● **WHAT IS NEEDED**: Every entry needs to be reproduced exactly.

____________________

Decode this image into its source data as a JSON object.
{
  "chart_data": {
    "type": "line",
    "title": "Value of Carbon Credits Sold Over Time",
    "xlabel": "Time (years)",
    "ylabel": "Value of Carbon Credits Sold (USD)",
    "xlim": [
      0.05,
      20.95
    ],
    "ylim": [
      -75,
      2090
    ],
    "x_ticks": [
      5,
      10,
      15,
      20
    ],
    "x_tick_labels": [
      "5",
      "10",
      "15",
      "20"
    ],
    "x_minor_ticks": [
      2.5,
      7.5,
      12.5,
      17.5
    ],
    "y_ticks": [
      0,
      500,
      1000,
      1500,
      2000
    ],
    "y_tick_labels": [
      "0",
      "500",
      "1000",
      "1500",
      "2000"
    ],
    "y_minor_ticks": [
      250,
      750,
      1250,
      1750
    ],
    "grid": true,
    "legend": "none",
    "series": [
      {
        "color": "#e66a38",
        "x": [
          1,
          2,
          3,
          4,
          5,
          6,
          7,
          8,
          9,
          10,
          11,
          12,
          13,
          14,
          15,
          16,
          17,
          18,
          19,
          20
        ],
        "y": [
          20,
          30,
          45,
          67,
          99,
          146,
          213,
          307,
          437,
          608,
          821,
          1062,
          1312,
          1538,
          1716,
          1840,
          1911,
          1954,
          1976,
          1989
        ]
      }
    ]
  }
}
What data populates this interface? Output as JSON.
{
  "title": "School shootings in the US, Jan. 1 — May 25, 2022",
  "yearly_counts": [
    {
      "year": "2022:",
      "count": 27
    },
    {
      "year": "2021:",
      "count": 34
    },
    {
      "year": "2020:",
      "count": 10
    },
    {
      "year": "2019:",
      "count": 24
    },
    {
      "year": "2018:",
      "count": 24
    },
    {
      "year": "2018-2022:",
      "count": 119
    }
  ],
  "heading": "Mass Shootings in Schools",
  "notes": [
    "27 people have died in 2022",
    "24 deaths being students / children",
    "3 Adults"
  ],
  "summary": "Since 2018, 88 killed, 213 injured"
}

____________________

● **RESULT OF THIS TASK**:
Decode this image into its source data as a JSON object.
{
  "chart_data": {
    "type": "line",
    "title": "Value of Carbon Credits Sold Over Time",
    "xlabel": "Time (years)",
    "ylabel": "Value of Carbon Credits Sold (USD)",
    "xlim": [
      0.05,
      20.95
    ],
    "ylim": [
      -75,
      2090
    ],
    "x_ticks": [
      5,
      10,
      15,
      20
    ],
    "x_tick_labels": [
      "5",
      "10",
      "15",
      "20"
    ],
    "x_minor_ticks": [
      2.5,
      7.5,
      12.5,
      17.5
    ],
    "y_ticks": [
      0,
      500,
      1000,
      1500,
      2000
    ],
    "y_tick_labels": [
      "0",
      "500",
      "1000",
      "1500",
      "2000"
    ],
    "y_minor_ticks": [
      250,
      750,
      1250,
      1750
    ],
    "grid": true,
    "legend": "none",
    "series": [
      {
        "color": "#e66a38",
        "x": [
          1,
          2,
          3,
          4,
          5,
          6,
          7,
          8,
          9,
          10,
          11,
          12,
          13,
          14,
          15,
          16,
          17,
          18,
          19,
          20
        ],
        "y": [
          20,
          30,
          45,
          67,
          99,
          146,
          213,
          307,
          437,
          608,
          821,
          1062,
          1312,
          1538,
          1716,
          1840,
          1911,
          1954,
          1976,
          1989
        ]
      }
    ]
  }
}
What data populates this interface? Output as JSON.
{
  "title": "School shootings in the US, Jan. 1 — May 25, 2022",
  "yearly_counts": [
    {
      "year": "2022:",
      "count": 27
    },
    {
      "year": "2021:",
      "count": 34
    },
    {
      "year": "2020:",
      "count": 10
    },
    {
      "year": "2019:",
      "count": 24
    },
    {
      "year": "2018:",
      "count": 24
    },
    {
      "year": "2018-2022:",
      "count": 119
    }
  ],
  "heading": "Mass Shootings in Schools",
  "notes": [
    "27 people have died in 2022",
    "24 deaths being students / children",
    "3 Adults"
  ],
  "summary": "Since 2018, 88 killed, 213 injured"
}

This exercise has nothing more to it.